> [Exercise details]: The records below are to be quoted in full; please keep every word exact.

> [Extracted material]:
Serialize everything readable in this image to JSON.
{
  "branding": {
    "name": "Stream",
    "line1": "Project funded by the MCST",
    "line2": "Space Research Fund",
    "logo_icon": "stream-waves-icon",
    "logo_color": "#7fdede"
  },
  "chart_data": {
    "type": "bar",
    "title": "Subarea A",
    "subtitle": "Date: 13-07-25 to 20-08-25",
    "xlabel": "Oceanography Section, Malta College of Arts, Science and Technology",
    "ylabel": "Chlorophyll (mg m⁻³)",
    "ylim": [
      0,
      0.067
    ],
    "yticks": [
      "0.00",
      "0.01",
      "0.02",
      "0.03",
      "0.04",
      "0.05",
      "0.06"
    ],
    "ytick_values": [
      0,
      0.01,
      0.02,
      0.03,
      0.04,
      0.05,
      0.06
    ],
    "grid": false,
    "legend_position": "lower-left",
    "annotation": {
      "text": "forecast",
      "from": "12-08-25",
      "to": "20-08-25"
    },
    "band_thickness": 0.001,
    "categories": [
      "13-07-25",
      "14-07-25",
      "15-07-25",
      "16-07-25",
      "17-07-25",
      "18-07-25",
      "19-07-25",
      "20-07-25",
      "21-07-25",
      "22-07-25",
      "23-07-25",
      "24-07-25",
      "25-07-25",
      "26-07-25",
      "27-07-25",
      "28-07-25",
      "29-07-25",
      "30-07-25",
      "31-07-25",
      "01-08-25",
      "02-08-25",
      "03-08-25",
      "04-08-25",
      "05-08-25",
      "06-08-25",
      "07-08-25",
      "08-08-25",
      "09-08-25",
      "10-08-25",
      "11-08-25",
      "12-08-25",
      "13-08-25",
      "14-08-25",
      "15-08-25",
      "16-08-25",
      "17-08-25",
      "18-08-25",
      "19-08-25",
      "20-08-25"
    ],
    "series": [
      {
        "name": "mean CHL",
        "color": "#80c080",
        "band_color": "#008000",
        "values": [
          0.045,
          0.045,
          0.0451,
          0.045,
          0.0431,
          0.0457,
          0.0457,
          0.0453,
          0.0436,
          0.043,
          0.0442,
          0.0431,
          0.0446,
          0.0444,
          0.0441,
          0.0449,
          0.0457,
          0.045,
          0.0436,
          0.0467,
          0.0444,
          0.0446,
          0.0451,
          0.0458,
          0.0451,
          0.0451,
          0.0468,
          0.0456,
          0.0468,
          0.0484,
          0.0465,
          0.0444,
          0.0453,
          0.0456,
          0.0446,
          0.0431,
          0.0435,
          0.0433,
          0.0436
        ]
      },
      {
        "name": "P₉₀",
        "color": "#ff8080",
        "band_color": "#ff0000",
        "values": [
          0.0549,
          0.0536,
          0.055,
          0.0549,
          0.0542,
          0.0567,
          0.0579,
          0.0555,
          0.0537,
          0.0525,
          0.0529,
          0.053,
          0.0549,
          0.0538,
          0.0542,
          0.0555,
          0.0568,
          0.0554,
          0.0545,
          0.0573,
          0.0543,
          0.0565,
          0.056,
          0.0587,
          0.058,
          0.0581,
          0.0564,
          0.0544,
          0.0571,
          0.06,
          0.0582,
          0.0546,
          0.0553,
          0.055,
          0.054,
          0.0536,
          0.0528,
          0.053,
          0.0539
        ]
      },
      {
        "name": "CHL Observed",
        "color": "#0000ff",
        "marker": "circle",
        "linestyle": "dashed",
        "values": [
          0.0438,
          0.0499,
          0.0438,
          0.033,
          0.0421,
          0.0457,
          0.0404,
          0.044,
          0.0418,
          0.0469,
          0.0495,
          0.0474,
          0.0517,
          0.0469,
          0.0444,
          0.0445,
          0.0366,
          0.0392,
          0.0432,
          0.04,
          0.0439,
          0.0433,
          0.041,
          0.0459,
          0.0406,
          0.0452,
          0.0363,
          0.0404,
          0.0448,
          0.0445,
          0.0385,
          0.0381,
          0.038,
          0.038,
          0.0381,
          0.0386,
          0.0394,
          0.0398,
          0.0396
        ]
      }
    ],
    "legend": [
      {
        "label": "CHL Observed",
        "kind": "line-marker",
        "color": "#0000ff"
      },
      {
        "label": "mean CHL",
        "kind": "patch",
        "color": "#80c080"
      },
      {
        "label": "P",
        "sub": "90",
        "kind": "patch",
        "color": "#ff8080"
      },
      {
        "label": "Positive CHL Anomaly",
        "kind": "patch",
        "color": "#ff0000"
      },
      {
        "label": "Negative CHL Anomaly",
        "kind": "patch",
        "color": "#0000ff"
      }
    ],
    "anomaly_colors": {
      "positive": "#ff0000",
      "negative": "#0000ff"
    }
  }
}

> [Task response]:
Serialize everything readable in this image to JSON.
{
  "branding": {
    "name": "Stream",
    "line1": "Project funded by the MCST",
    "line2": "Space Research Fund",
    "logo_icon": "stream-waves-icon",
    "logo_color": "#7fdede"
  },
  "chart_data": {
    "type": "bar",
    "title": "Subarea A",
    "subtitle": "Date: 13-07-25 to 20-08-25",
    "xlabel": "Oceanography Section, Malta College of Arts, Science and Technology",
    "ylabel": "Chlorophyll (mg m⁻³)",
    "ylim": [
      0,
      0.067
    ],
    "yticks": [
      "0.00",
      "0.01",
      "0.02",
      "0.03",
      "0.04",
      "0.05",
      "0.06"
    ],
    "ytick_values": [
      0,
      0.01,
      0.02,
      0.03,
      0.04,
      0.05,
      0.06
    ],
    "grid": false,
    "legend_position": "lower-left",
    "annotation": {
      "text": "forecast",
      "from": "12-08-25",
      "to": "20-08-25"
    },
    "band_thickness": 0.001,
    "categories": [
      "13-07-25",
      "14-07-25",
      "15-07-25",
      "16-07-25",
      "17-07-25",
      "18-07-25",
      "19-07-25",
      "20-07-25",
      "21-07-25",
      "22-07-25",
      "23-07-25",
      "24-07-25",
      "25-07-25",
      "26-07-25",
      "27-07-25",
      "28-07-25",
      "29-07-25",
      "30-07-25",
      "31-07-25",
      "01-08-25",
      "02-08-25",
      "03-08-25",
      "04-08-25",
      "05-08-25",
      "06-08-25",
      "07-08-25",
      "08-08-25",
      "09-08-25",
      "10-08-25",
      "11-08-25",
      "12-08-25",
      "13-08-25",
      "14-08-25",
      "15-08-25",
      "16-08-25",
      "17-08-25",
      "18-08-25",
      "19-08-25",
      "20-08-25"
    ],
    "series": [
      {
        "name": "mean CHL",
        "color": "#80c080",
        "band_color": "#008000",
        "values": [
          0.045,
          0.045,
          0.0451,
          0.045,
          0.0431,
          0.0457,
          0.0457,
          0.0453,
          0.0436,
          0.043,
          0.0442,
          0.0431,
          0.0446,
          0.0444,
          0.0441,
          0.0449,
          0.0457,
          0.045,
          0.0436,
          0.0467,
          0.0444,
          0.0446,
          0.0451,
          0.0458,
          0.0451,
          0.0451,
          0.0468,
          0.0456,
          0.0468,
          0.0484,
          0.0465,
          0.0444,
          0.0453,
          0.0456,
          0.0446,
          0.0431,
          0.0435,
          0.0433,
          0.0436
        ]
      },
      {
        "name": "P₉₀",
        "color": "#ff8080",
        "band_color": "#ff0000",
        "values": [
          0.0549,
          0.0536,
          0.055,
          0.0549,
          0.0542,
          0.0567,
          0.0579,
          0.0555,
          0.0537,
          0.0525,
          0.0529,
          0.053,
          0.0549,
          0.0538,
          0.0542,
          0.0555,
          0.0568,
          0.0554,
          0.0545,
          0.0573,
          0.0543,
          0.0565,
          0.056,
          0.0587,
          0.058,
          0.0581,
          0.0564,
          0.0544,
          0.0571,
          0.06,
          0.0582,
          0.0546,
          0.0553,
          0.055,
          0.054,
          0.0536,
          0.0528,
          0.053,
          0.0539
        ]
      },
      {
        "name": "CHL Observed",
        "color": "#0000ff",
        "marker": "circle",
        "linestyle": "dashed",
        "values": [
          0.0438,
          0.0499,
          0.0438,
          0.033,
          0.0421,
          0.0457,
          0.0404,
          0.044,
          0.0418,
          0.0469,
          0.0495,
          0.0474,
          0.0517,
          0.0469,
          0.0444,
          0.0445,
          0.0366,
          0.0392,
          0.0432,
          0.04,
          0.0439,
          0.0433,
          0.041,
          0.0459,
          0.0406,
          0.0452,
          0.0363,
          0.0404,
          0.0448,
          0.0445,
          0.0385,
          0.0381,
          0.038,
          0.038,
          0.0381,
          0.0386,
          0.0394,
          0.0398,
          0.0396
        ]
      }
    ],
    "legend": [
      {
        "label": "CHL Observed",
        "kind": "line-marker",
        "color": "#0000ff"
      },
      {
        "label": "mean CHL",
        "kind": "patch",
        "color": "#80c080"
      },
      {
        "label": "P",
        "sub": "90",
        "kind": "patch",
        "color": "#ff8080"
      },
      {
        "label": "Positive CHL Anomaly",
        "kind": "patch",
        "color": "#ff0000"
      },
      {
        "label": "Negative CHL Anomaly",
        "kind": "patch",
        "color": "#0000ff"
      }
    ],
    "anomaly_colors": {
      "positive": "#ff0000",
      "negative": "#0000ff"
    }
  }
}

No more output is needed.